DOCUMENT =>
-.-.-
The Commission has held that a settlement agreement constitutes a

contract between the employee and the agency, to which ordinary rules of

contract construction apply. See Herrington v. Department of Defense,

EEOC Request No. 05960032 (December 9, 1996). The Commission has further

held that it is the intent of the parties as expressed in the contract,

not some unexpressed intention, that controls the contract's construction.

Eggleston v. Department of Veterans Affairs, EEOC Request No. 05900795

(August 23, 1990). In ascertaining the intent of the parties with regard

to the terms of a settlement agreement, the Commission has generally

relied on the plain meaning rule. See Hyon O v. United States Postal

Service, EEOC Request No. 05910787 (December 2, 1991). This rule states

that if the writing appears to be plain and unambiguous on its face,

its meaning must be determined from the four corners of the instrument

without resort to extrinsic evidence of any nature. See Montgomery

Elevator Co. v. Building Eng'g Servs. Co., 730 F.2d 377 (5th Cir. 1984).
-.-.-
GOAL A => Using the passage on settlement agreements, explain why ordinary rules of contract construction apply to a settlement agreement.
GOAL B => In the passage on settlement agreements, what controls a contract's construction?
GOAL C => Translate this sentence from the passage on settlement agreements into Spanish: "This rule states that if the writing appears to be plain and unambiguous on its face, its meaning must be determined from the four corners of the instrument without resort to extrinsic evidence of any nature."
Rely only on the passage on settlement agreements.
-.-.-
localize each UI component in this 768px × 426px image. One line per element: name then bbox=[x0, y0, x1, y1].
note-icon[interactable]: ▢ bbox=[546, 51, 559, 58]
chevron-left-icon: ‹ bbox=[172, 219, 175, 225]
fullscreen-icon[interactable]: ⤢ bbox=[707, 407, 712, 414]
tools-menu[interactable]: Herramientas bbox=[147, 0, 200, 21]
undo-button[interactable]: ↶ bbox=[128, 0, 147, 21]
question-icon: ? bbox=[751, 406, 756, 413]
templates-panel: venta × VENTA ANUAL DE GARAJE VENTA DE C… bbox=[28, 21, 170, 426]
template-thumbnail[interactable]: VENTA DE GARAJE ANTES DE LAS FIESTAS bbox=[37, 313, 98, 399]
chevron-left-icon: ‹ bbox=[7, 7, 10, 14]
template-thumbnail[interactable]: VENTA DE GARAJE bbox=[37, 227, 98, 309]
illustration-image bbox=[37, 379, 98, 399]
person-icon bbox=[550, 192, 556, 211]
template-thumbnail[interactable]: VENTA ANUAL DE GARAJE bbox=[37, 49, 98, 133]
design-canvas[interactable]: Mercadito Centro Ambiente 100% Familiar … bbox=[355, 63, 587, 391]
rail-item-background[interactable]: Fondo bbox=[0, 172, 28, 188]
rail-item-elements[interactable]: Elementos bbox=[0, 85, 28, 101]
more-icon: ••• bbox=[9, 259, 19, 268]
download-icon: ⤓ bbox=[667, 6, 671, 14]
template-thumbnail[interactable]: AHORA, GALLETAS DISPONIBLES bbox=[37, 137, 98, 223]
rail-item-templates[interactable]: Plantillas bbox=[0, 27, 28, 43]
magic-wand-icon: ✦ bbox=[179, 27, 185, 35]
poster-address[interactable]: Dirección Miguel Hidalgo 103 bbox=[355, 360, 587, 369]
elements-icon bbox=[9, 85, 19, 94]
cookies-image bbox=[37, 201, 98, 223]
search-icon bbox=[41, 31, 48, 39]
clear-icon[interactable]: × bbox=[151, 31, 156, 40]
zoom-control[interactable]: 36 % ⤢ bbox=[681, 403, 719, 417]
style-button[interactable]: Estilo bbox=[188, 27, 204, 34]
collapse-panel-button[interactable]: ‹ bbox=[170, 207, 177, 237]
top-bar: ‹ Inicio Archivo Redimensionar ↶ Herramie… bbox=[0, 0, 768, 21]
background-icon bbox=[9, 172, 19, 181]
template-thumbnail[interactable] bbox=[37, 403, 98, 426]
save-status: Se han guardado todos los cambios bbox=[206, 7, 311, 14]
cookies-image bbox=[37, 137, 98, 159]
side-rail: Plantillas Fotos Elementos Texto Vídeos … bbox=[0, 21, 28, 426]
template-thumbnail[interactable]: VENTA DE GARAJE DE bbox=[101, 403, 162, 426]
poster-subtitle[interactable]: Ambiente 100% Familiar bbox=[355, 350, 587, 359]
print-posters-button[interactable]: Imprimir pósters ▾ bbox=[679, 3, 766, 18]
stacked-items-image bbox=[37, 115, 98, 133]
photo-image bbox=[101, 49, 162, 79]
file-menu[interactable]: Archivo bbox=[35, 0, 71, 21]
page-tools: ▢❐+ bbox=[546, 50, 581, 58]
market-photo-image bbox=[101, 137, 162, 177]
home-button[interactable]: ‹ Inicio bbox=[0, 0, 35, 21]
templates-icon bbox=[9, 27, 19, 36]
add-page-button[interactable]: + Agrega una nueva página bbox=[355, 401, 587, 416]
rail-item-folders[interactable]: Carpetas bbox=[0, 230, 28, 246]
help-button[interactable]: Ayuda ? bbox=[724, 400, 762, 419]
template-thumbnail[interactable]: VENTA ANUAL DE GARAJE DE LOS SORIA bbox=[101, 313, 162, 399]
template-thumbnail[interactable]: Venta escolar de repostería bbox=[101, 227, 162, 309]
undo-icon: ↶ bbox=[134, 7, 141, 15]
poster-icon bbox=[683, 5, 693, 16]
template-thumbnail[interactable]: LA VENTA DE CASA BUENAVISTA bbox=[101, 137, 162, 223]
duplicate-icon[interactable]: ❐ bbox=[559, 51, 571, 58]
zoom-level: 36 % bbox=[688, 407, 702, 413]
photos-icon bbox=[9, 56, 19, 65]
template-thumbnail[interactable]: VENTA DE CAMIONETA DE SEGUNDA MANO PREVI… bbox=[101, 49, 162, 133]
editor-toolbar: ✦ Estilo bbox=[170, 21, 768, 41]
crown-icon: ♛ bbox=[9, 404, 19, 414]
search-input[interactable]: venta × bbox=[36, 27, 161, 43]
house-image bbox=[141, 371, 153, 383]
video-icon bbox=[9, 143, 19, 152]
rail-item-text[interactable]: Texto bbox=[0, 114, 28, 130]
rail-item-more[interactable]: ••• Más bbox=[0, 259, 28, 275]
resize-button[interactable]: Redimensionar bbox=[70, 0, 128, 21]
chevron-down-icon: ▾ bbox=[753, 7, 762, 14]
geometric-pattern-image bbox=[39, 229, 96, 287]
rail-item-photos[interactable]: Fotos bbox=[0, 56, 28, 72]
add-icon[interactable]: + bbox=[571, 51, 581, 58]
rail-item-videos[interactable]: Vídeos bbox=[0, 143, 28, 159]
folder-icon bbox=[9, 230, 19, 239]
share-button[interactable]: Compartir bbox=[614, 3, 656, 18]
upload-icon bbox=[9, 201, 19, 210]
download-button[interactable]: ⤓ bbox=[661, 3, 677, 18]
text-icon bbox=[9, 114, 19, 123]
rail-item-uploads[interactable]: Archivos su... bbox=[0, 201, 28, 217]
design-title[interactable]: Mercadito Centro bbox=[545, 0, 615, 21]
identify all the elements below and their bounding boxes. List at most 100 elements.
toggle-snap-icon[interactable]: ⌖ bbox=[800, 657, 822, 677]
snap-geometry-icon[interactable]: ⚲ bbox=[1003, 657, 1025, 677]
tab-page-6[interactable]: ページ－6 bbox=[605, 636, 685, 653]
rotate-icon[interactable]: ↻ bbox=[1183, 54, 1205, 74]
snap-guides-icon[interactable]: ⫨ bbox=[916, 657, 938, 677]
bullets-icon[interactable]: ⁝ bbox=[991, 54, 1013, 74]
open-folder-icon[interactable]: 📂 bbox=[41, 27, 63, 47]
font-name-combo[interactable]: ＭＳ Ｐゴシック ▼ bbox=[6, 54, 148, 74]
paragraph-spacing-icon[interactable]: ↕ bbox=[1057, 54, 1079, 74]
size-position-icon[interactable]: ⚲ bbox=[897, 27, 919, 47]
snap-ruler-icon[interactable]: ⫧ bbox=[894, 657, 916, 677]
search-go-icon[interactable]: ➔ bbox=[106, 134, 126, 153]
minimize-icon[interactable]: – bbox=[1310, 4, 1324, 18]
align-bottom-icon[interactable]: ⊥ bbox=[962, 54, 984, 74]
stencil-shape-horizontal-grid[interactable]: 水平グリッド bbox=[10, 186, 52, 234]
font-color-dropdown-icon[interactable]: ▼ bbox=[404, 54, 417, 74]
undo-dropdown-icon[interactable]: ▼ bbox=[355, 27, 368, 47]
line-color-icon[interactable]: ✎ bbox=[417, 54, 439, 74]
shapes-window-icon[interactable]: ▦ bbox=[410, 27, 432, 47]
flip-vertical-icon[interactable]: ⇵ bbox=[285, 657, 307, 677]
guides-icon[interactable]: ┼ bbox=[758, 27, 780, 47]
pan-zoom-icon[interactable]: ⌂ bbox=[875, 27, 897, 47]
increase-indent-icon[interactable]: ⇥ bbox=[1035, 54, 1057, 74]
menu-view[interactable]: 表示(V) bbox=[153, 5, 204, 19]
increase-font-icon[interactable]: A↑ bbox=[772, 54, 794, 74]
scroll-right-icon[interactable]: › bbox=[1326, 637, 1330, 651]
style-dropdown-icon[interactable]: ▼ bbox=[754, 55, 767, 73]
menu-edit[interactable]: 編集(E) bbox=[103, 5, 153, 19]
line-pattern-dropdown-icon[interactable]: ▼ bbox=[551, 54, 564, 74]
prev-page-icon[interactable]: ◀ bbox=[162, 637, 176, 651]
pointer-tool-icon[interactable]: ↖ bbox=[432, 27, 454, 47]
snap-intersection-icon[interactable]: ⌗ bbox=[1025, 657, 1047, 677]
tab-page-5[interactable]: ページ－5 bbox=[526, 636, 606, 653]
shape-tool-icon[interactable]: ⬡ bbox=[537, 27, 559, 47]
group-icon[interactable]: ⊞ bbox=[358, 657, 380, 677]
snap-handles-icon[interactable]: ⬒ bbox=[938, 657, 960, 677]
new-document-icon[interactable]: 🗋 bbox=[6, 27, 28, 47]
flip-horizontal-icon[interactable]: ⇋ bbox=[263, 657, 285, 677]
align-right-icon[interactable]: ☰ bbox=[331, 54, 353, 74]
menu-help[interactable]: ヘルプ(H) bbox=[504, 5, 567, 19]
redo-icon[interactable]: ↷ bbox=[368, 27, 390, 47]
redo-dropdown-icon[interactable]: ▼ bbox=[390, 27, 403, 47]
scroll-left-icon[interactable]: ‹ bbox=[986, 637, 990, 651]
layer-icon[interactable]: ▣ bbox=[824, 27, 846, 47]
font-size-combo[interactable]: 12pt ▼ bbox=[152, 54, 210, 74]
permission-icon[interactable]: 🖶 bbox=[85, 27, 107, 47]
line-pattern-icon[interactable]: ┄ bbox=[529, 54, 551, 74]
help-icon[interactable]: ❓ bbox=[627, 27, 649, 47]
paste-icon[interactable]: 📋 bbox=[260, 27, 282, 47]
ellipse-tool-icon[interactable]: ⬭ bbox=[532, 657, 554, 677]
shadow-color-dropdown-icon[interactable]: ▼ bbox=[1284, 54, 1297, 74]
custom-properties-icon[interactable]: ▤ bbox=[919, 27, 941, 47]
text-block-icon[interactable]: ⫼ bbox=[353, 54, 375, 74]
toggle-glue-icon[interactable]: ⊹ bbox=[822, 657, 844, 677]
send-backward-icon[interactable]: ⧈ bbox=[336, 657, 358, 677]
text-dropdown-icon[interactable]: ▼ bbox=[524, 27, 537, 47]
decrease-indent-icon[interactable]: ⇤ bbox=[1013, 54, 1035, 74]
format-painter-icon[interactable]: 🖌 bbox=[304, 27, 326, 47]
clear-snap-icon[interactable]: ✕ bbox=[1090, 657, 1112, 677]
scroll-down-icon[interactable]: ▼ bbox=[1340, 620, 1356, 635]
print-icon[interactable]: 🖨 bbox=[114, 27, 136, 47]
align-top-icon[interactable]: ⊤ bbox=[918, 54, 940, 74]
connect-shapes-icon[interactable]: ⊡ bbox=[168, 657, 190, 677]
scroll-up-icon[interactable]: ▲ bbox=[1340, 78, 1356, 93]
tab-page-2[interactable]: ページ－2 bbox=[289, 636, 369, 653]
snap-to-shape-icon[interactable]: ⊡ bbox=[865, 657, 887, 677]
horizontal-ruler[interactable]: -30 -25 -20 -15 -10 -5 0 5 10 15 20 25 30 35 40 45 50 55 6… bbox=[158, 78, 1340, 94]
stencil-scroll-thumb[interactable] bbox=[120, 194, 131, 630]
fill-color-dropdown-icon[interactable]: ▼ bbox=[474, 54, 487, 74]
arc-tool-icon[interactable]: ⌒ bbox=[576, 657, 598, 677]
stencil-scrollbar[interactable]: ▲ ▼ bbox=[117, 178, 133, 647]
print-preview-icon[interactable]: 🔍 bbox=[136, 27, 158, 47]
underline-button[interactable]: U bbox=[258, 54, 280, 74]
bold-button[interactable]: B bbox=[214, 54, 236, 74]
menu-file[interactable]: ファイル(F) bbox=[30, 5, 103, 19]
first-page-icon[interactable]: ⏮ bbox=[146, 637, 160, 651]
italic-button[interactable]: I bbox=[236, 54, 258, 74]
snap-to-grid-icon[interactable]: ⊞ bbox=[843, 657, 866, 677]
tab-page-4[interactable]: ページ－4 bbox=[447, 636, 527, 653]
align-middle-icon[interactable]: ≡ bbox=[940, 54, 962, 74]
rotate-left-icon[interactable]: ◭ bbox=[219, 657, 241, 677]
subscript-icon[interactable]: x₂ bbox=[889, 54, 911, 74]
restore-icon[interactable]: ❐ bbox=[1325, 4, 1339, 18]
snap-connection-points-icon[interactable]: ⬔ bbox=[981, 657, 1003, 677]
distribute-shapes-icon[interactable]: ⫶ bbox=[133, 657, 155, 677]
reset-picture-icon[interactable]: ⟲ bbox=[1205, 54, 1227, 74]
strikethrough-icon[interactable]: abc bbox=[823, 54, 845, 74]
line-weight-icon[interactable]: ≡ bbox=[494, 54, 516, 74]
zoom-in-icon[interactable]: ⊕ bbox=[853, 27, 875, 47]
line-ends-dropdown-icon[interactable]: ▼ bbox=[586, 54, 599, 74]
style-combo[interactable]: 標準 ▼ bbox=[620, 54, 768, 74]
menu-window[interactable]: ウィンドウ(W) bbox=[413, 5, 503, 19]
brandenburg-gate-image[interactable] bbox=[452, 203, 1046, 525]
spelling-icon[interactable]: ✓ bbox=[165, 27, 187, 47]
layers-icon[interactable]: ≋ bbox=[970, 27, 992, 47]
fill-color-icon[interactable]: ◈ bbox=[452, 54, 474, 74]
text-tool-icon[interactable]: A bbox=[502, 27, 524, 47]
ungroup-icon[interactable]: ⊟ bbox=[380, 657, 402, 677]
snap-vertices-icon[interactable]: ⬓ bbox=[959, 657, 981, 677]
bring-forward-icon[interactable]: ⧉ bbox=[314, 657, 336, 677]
-.-.-
TASK RESULT A => The Commission has held that a settlement agreement is a contract between the employee and the agency. Because it is a contract, ordinary rules of contract construction apply to it.

TASK RESULT B => The intent of the parties as expressed in the contract controls, not some unexpressed intention.

TASK RESULT C => Esta regla establece que, si el escrito parece claro e inequívoco a primera vista, su significado debe determinarse a partir de las cuatro esquinas del instrumento, sin recurrir a pruebas extrínsecas de ninguna naturaleza.